(Data records)
····················

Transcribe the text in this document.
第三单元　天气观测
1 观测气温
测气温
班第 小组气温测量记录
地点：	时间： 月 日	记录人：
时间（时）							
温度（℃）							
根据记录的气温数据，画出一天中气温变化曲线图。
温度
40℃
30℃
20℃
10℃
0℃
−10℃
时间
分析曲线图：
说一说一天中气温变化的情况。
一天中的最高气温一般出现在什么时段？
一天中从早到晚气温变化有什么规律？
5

····················

• WHAT TO DO
Write out every line from the records above, word for word.

• RESPONSE
Transcribe the text in this document.
第三单元　天气观测
1 观测气温
测气温
班第 小组气温测量记录
地点：	时间： 月 日	记录人：
时间（时）							
温度（℃）							
根据记录的气温数据，画出一天中气温变化曲线图。
温度
40℃
30℃
20℃
10℃
0℃
−10℃
时间
分析曲线图：
说一说一天中气温变化的情况。
一天中的最高气温一般出现在什么时段？
一天中从早到晚气温变化有什么规律？
5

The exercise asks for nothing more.